Requirement = Locate each line below that includes "with" and reproduce it.

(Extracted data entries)
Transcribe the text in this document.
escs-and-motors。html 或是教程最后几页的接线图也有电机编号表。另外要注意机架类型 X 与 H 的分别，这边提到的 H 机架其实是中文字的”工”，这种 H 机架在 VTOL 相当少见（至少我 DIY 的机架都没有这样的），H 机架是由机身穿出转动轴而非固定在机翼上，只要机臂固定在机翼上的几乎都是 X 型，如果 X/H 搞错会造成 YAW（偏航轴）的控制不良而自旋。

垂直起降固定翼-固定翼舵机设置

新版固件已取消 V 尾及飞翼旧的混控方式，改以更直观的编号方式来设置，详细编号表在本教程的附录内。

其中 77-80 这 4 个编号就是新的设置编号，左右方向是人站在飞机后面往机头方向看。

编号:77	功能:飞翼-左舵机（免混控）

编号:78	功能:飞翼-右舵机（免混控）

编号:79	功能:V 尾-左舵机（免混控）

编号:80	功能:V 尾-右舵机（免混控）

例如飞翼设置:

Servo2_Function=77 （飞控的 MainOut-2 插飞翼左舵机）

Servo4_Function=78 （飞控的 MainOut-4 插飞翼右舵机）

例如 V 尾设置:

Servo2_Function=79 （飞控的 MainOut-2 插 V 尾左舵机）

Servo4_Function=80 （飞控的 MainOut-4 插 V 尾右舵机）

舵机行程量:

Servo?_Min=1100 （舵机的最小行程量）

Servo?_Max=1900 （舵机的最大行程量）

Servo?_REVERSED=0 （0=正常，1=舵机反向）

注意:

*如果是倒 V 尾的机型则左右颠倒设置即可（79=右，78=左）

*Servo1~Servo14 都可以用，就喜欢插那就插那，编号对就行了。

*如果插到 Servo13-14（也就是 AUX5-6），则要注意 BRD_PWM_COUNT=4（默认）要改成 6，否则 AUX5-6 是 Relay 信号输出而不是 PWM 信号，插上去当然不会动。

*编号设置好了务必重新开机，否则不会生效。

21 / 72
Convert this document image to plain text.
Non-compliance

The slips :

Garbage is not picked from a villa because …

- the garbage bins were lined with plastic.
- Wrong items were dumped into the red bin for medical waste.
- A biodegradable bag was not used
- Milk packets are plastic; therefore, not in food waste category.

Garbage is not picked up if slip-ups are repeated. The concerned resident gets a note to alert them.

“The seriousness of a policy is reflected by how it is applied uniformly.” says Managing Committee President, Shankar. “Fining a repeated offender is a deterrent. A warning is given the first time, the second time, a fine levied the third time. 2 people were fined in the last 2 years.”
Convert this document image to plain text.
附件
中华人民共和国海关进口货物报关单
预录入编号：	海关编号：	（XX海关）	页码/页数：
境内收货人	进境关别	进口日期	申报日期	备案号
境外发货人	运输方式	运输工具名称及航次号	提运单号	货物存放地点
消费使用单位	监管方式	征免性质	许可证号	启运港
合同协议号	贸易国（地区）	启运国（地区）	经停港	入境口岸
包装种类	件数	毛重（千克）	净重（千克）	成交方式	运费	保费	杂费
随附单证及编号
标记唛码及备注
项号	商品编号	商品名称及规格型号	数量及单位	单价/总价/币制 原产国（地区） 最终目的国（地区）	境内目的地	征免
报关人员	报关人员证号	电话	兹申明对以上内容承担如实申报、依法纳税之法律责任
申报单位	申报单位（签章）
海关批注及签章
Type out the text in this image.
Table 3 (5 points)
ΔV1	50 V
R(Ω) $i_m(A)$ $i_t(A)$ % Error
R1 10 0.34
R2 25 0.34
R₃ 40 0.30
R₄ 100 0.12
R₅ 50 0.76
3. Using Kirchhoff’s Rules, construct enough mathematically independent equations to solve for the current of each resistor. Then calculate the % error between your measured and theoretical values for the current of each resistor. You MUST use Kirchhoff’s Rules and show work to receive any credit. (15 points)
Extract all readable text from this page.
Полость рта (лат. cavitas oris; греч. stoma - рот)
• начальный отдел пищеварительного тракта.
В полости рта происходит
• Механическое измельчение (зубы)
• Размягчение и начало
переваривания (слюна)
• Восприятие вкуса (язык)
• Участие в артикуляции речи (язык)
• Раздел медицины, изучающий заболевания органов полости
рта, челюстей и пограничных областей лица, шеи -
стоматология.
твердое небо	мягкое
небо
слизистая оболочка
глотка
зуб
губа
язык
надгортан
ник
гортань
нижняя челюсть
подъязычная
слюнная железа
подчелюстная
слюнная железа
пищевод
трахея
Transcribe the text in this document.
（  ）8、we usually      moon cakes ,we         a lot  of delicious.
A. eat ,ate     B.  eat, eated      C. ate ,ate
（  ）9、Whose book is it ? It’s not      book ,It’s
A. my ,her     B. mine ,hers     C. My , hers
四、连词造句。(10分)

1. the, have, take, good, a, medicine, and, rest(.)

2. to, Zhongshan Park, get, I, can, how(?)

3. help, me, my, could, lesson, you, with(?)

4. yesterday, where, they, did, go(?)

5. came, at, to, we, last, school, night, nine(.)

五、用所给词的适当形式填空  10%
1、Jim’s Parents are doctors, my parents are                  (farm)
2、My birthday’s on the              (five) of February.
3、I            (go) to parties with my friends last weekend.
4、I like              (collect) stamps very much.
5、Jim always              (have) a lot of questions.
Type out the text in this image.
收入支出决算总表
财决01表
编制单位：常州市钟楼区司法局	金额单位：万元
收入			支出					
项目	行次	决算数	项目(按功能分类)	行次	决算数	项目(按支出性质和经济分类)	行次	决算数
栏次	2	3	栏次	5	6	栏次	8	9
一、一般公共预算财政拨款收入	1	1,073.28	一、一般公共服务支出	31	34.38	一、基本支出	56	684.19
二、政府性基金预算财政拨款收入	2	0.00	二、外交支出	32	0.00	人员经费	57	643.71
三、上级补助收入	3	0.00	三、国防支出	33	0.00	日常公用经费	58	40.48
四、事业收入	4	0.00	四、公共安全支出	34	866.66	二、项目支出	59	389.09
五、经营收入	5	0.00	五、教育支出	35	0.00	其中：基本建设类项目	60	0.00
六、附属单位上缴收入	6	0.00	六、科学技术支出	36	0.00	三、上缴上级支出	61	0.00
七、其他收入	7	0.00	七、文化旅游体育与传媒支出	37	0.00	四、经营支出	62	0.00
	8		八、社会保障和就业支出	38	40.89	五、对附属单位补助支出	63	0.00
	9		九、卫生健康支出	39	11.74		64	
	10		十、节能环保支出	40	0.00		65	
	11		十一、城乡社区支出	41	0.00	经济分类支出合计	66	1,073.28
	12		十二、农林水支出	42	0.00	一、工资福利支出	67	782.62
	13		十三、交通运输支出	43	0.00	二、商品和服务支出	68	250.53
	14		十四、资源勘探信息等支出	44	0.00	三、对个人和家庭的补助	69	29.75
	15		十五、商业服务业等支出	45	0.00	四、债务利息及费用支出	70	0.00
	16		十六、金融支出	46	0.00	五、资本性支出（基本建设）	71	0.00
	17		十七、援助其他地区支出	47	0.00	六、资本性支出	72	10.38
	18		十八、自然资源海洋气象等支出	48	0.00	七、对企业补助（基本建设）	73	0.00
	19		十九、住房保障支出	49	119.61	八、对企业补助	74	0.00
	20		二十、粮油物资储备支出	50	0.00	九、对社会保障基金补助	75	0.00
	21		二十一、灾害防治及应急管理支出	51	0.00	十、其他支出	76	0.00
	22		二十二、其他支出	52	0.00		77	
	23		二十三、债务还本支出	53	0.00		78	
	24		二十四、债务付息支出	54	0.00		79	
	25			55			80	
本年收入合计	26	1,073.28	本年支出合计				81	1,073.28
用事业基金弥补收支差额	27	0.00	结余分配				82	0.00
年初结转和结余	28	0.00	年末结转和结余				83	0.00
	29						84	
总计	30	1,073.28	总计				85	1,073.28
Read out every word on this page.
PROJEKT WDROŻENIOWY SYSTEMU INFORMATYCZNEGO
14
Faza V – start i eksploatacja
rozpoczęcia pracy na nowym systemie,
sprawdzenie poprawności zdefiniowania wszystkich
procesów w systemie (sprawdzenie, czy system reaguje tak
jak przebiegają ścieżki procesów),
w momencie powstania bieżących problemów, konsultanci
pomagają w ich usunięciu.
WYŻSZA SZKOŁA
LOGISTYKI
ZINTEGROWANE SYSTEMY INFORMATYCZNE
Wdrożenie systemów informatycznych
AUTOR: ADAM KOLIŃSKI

Correct result =
- the garbage bins were lined with plastic.
3. help, me, my, could, lesson, you, with(?)
3、I            (go) to parties with my friends last weekend.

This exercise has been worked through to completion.